== Goal ==
Return the lines below that carry the word "Pressure".

[start of Data for this task]

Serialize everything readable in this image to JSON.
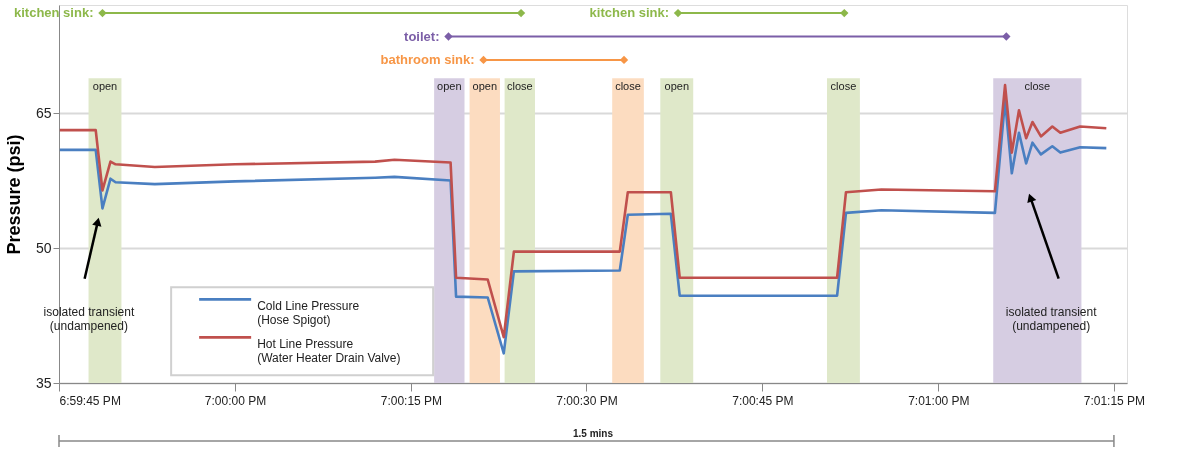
{
  "chart_data": {
    "type": "line",
    "ylabel": "Pressure (psi)",
    "grid": "y",
    "legend": "bottom left",
    "line_style": "solid",
    "x": [
      18.99585,
      18.9967,
      18.99686,
      18.99705,
      18.99717,
      18.9981,
      19.0,
      19.00332,
      19.00378,
      19.00511,
      19.00524,
      19.00599,
      19.00637,
      19.00661,
      19.00912,
      19.00931,
      19.01033,
      19.01054,
      19.01427,
      19.01448,
      19.01532,
      19.01801,
      19.01825,
      19.01841,
      19.01858,
      19.01875,
      19.0189,
      19.0191,
      19.01937,
      19.01956,
      19.02003,
      19.02065
    ],
    "series": [
      {
        "name": "Cold Line Pressure\n(Hose Spigot)",
        "color": "#4a7fc1",
        "values": [
          60.9,
          60.9,
          54.4,
          57.7,
          57.3,
          57.1,
          57.4,
          57.8,
          57.9,
          57.5,
          44.6,
          44.5,
          38.3,
          47.4,
          47.5,
          53.7,
          53.8,
          44.7,
          44.7,
          53.9,
          54.2,
          53.9,
          66.4,
          58.3,
          62.8,
          59.4,
          61.7,
          60.4,
          61.3,
          60.6,
          61.2,
          61.1
        ]
      },
      {
        "name": "Hot Line Pressure\n(Water Heater Drain Valve)",
        "color": "#c0504d",
        "values": [
          63.1,
          63.1,
          56.4,
          59.6,
          59.3,
          59.0,
          59.3,
          59.6,
          59.8,
          59.5,
          46.7,
          46.5,
          40.1,
          49.6,
          49.6,
          56.2,
          56.2,
          46.7,
          46.7,
          56.2,
          56.5,
          56.3,
          68.1,
          60.6,
          65.3,
          62.2,
          64.0,
          62.4,
          63.5,
          62.8,
          63.5,
          63.3
        ]
      },
      {
        "name": "kitchen sink:",
        "type": "line",
        "marker": "diamond",
        "color": "#8db84a",
        "x": [
          18.99686,
          19.00678
        ],
        "values": [
          76.1,
          76.1
        ]
      },
      {
        "name": "toilet:",
        "type": "line",
        "marker": "diamond",
        "color": "#7b5ea7",
        "x": [
          19.00506,
          19.01828
        ],
        "values": [
          73.5,
          73.5
        ]
      },
      {
        "name": "bathroom sink:",
        "type": "line",
        "marker": "diamond",
        "color": "#f79646",
        "x": [
          19.00589,
          19.00922
        ],
        "values": [
          70.9,
          70.9
        ]
      },
      {
        "name": "kitchen sink:",
        "type": "line",
        "marker": "diamond",
        "color": "#8db84a",
        "x": [
          19.0105,
          19.01444
        ],
        "values": [
          76.1,
          76.1
        ]
      }
    ],
    "xlim": [
      18.99583,
      19.02114
    ],
    "xticks": [
      {
        "value": 18.99583,
        "label": "6:59:45 PM"
      },
      {
        "value": 19.0,
        "label": "7:00:00 PM"
      },
      {
        "value": 19.00417,
        "label": "7:00:15 PM"
      },
      {
        "value": 19.00833,
        "label": "7:00:30 PM"
      },
      {
        "value": 19.0125,
        "label": "7:00:45 PM"
      },
      {
        "value": 19.01667,
        "label": "7:01:00 PM"
      },
      {
        "value": 19.02083,
        "label": "7:01:15 PM"
      }
    ],
    "ylim": [
      35,
      77
    ],
    "yticks": [
      35,
      50,
      65
    ],
    "bands": [
      {
        "axis": "x",
        "from": 18.99653,
        "to": 18.99731,
        "label": "open",
        "color": "#dfe8c9"
      },
      {
        "axis": "x",
        "from": 19.00472,
        "to": 19.00544,
        "label": "open",
        "color": "#d6cde2"
      },
      {
        "axis": "x",
        "from": 19.00556,
        "to": 19.00628,
        "label": "open",
        "color": "#fcdcc0"
      },
      {
        "axis": "x",
        "from": 19.00639,
        "to": 19.00711,
        "label": "close",
        "color": "#dfe8c9"
      },
      {
        "axis": "x",
        "from": 19.00894,
        "to": 19.00969,
        "label": "close",
        "color": "#fcdcc0"
      },
      {
        "axis": "x",
        "from": 19.01008,
        "to": 19.01086,
        "label": "open",
        "color": "#dfe8c9"
      },
      {
        "axis": "x",
        "from": 19.01403,
        "to": 19.01481,
        "label": "close",
        "color": "#dfe8c9"
      },
      {
        "axis": "x",
        "from": 19.01797,
        "to": 19.02006,
        "label": "close",
        "color": "#d6cde2"
      }
    ],
    "annotations": [
      "isolated transient\n(undampened)",
      "isolated transient\n(undampened)",
      "1.5 mins"
    ]
  }
}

[end of Data for this task]

== Solution to the exercise ==
    "ylabel": "Pressure (psi)",
        "name": "Cold Line Pressure\n(Hose Spigot)",
        "name": "Hot Line Pressure\n(Water Heater Drain Valve)",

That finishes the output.